*PROBLEM TO WORK ON:* Single out the lines that include the word "mama". Copy them.

*DATASET RECORDS:*
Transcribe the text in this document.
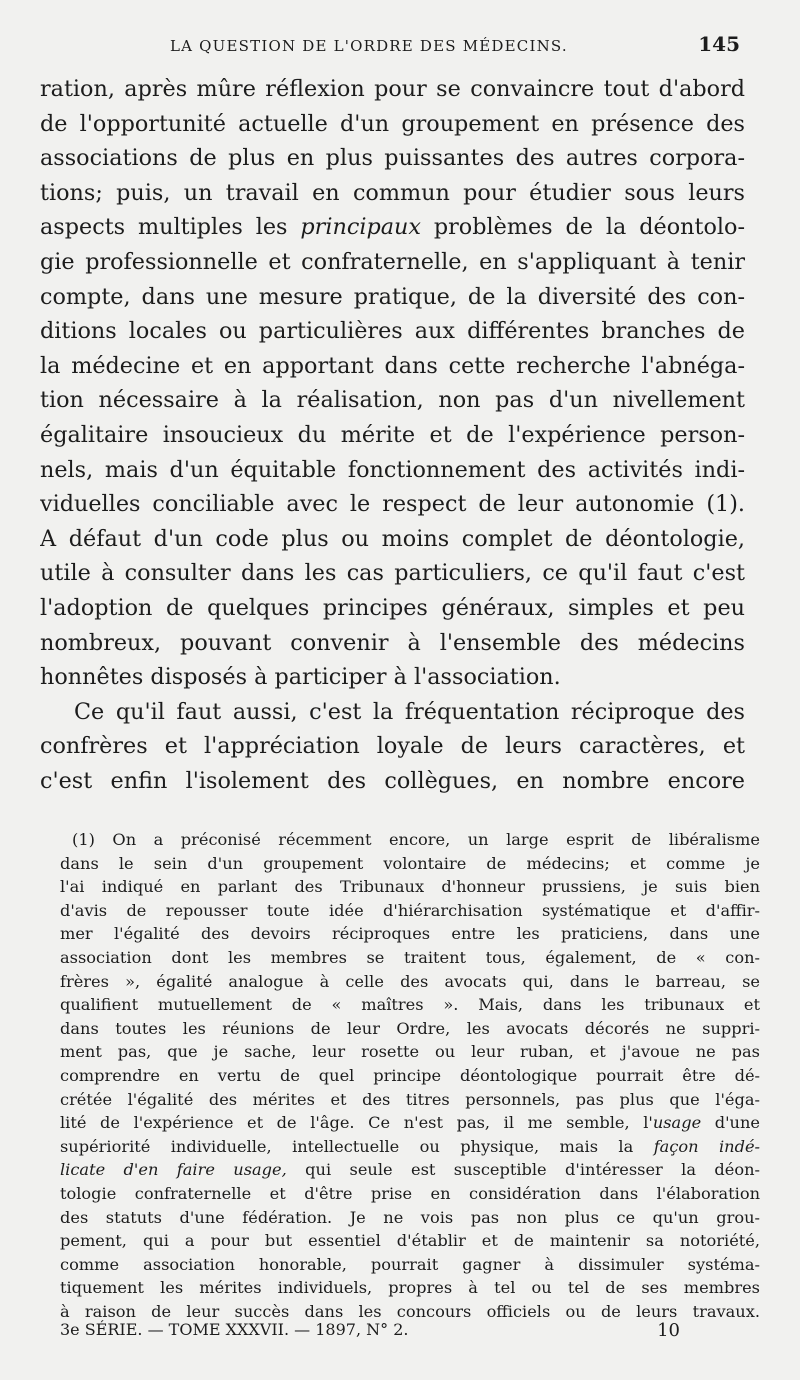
LA QUESTION DE L'ORDRE DES MÉDECINS.	145
ration, après mûre réflexion pour se convaincre tout d'abord
de l'opportunité actuelle d'un groupement en présence des
associations de plus en plus puissantes des autres corpora-
tions; puis, un travail en commun pour étudier sous leurs
aspects multiples les principaux problèmes de la déontolo-
gie professionnelle et confraternelle, en s'appliquant à tenir
compte, dans une mesure pratique, de la diversité des con-
ditions locales ou particulières aux différentes branches de
la médecine et en apportant dans cette recherche l'abnéga-
tion nécessaire à la réalisation, non pas d'un nivellement
égalitaire insoucieux du mérite et de l'expérience person-
nels, mais d'un équitable fonctionnement des activités indi-
viduelles conciliable avec le respect de leur autonomie (1).
A défaut d'un code plus ou moins complet de déontologie,
utile à consulter dans les cas particuliers, ce qu'il faut c'est
l'adoption de quelques principes généraux, simples et peu
nombreux, pouvant convenir à l'ensemble des médecins
honnêtes disposés à participer à l'association.
Ce qu'il faut aussi, c'est la fréquentation réciproque des
confrères et l'appréciation loyale de leurs caractères, et
c'est enfin l'isolement des collègues, en nombre encore
(1) On a préconisé récemment encore, un large esprit de libéralisme
dans le sein d'un groupement volontaire de médecins; et comme je
l'ai indiqué en parlant des Tribunaux d'honneur prussiens, je suis bien
d'avis de repousser toute idée d'hiérarchisation systématique et d'affir-
mer l'égalité des devoirs réciproques entre les praticiens, dans une
association dont les membres se traitent tous, également, de « con-
frères », égalité analogue à celle des avocats qui, dans le barreau, se
qualifient mutuellement de « maîtres ». Mais, dans les tribunaux et
dans toutes les réunions de leur Ordre, les avocats décorés ne suppri-
ment pas, que je sache, leur rosette ou leur ruban, et j'avoue ne pas
comprendre en vertu de quel principe déontologique pourrait être dé-
crétée l'égalité des mérites et des titres personnels, pas plus que l'éga-
lité de l'expérience et de l'âge. Ce n'est pas, il me semble, l'usage d'une
supériorité individuelle, intellectuelle ou physique, mais la façon indé-
licate d'en faire usage, qui seule est susceptible d'intéresser la déon-
tologie confraternelle et d'être prise en considération dans l'élaboration
des statuts d'une fédération. Je ne vois pas non plus ce qu'un grou-
pement, qui a pour but essentiel d'établir et de maintenir sa notoriété,
comme association honorable, pourrait gagner à dissimuler systéma-
tiquement les mérites individuels, propres à tel ou tel de ses membres
à raison de leur succès dans les concours officiels ou de leurs travaux.
3e SÉRIE. — TOME XXXVII. — 1897, N° 2.	10
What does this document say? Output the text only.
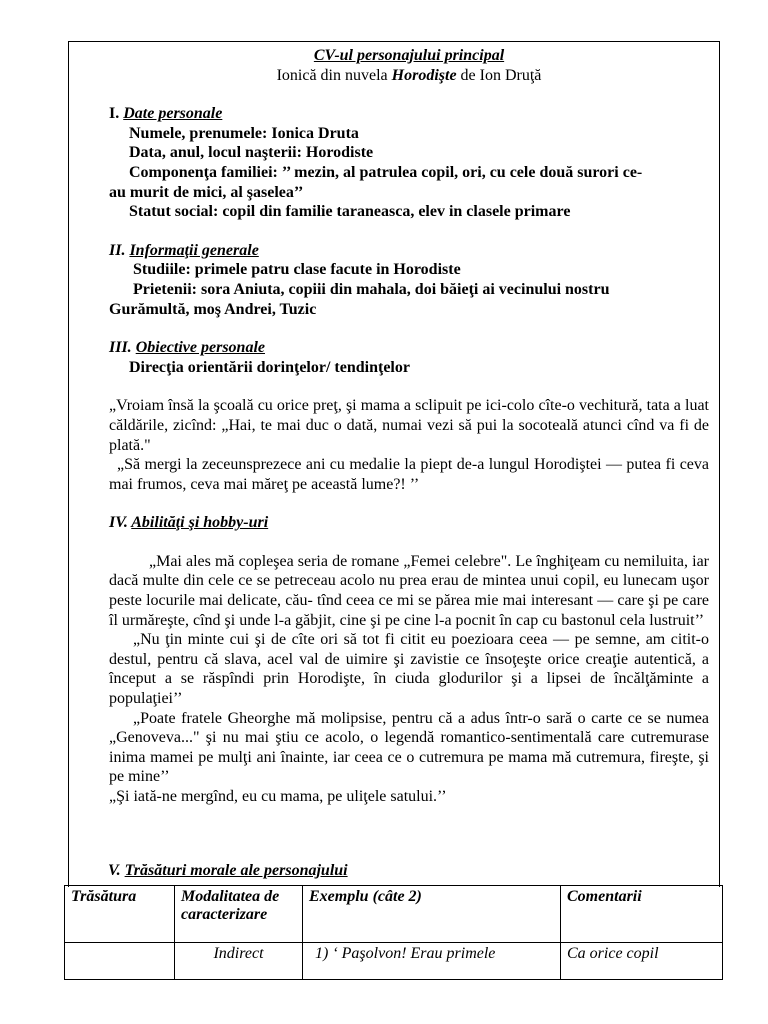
CV-ul personajului principal

Ionică din nuvela Horodişte de Ion Druţă

I. Date personale

Numele, prenumele: Ionica Druta

Data, anul, locul naşterii: Horodiste

Componenţa familiei: ’’ mezin, al patrulea copil, ori, cu cele două surori ce-

au murit de mici, al şaselea’’

Statut social: copil din familie taraneasca, elev in clasele primare

II. Informaţii generale

Studiile: primele patru clase facute in Horodiste

Prietenii: sora Aniuta, copiii din mahala, doi băieţi ai vecinului nostru

Gurămultă, moş Andrei, Tuzic

III. Obiective personale

Direcţia orientării dorinţelor/ tendinţelor

„Vroiam însă la şcoală cu orice preţ, şi mama a sclipuit pe ici-colo cîte-o vechitură, tata a luat căldările, zicînd: „Hai, te mai duc o dată, numai vezi să pui la socoteală atunci cînd va fi de plată."

„Să mergi la zeceunsprezece ani cu medalie la piept de-a lungul Horodiştei — putea fi ceva mai frumos, ceva mai măreţ pe această lume?! ’’

IV. Abilităţi şi hobby-uri

„Mai ales mă copleşea seria de romane „Femei celebre". Le înghiţeam cu nemiluita, iar dacă multe din cele ce se petreceau acolo nu prea erau de mintea unui copil, eu lunecam uşor peste locurile mai delicate, cău- tînd ceea ce mi se părea mie mai interesant — care şi pe care îl urmăreşte, cînd şi unde l-a găbjit, cine şi pe cine l-a pocnit în cap cu bastonul cela lustruit’’

„Nu ţin minte cui şi de cîte ori să tot fi citit eu poezioara ceea — pe semne, am citit-o destul, pentru că slava, acel val de uimire şi zavistie ce însoţeşte orice creaţie autentică, a început a se răspîndi prin Horodişte, în ciuda glodurilor şi a lipsei de încălţăminte a populaţiei’’

„Poate fratele Gheorghe mă molipsise, pentru că a adus într-o sară o carte ce se numea „Genoveva..." şi nu mai ştiu ce acolo, o legendă romantico-sentimentală care cutremurase inima mamei pe mulţi ani înainte, iar ceea ce o cutremura pe mama mă cutremura, fireşte, şi pe mine’’

„Şi iată-ne mergînd, eu cu mama, pe uliţele satului.’’

V. Trăsături morale ale personajului
Trăsătura	Modalitatea de caracterizare	Exemplu (câte 2)	Comentarii
	Indirect	1) ‘ Paşolvon! Erau primele	Ca orice copil
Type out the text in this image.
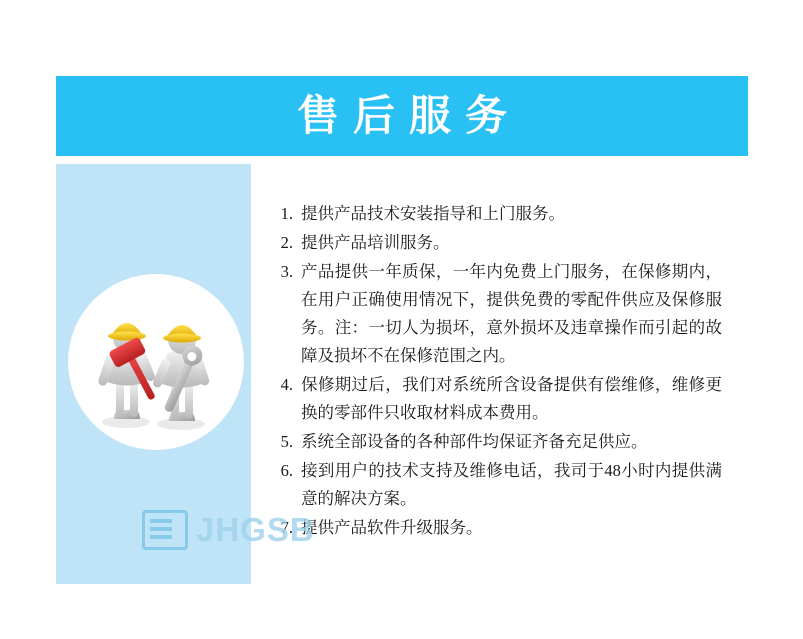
售后服务
提供产品技术安装指导和上门服务。
提供产品培训服务。
产品提供一年质保，一年内免费上门服务，在保修期内，在用户正确使用情况下，提供免费的零配件供应及保修服务。注：一切人为损坏，意外损坏及违章操作而引起的故障及损坏不在保修范围之内。
保修期过后，我们对系统所含设备提供有偿维修，维修更换的零部件只收取材料成本费用。
系统全部设备的各种部件均保证齐备充足供应。
接到用户的技术支持及维修电话，我司于48小时内提供满意的解决方案。
提供产品软件升级服务。
JHGSB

*RESPONSE TO THIS EXERCISE:*
„Vroiam însă la şcoală cu orice preţ, şi mama a sclipuit pe ici-colo cîte-o vechitură, tata a luat căldările, zicînd: „Hai, te mai duc o dată, numai vezi să pui la socoteală atunci cînd va fi de plată."
„Poate fratele Gheorghe mă molipsise, pentru că a adus într-o sară o carte ce se numea „Genoveva..." şi nu mai ştiu ce acolo, o legendă romantico-sentimentală care cutremurase inima mamei pe mulţi ani înainte, iar ceea ce o cutremura pe mama mă cutremura, fireşte, şi pe mine’’
„Şi iată-ne mergînd, eu cu mama, pe uliţele satului.’’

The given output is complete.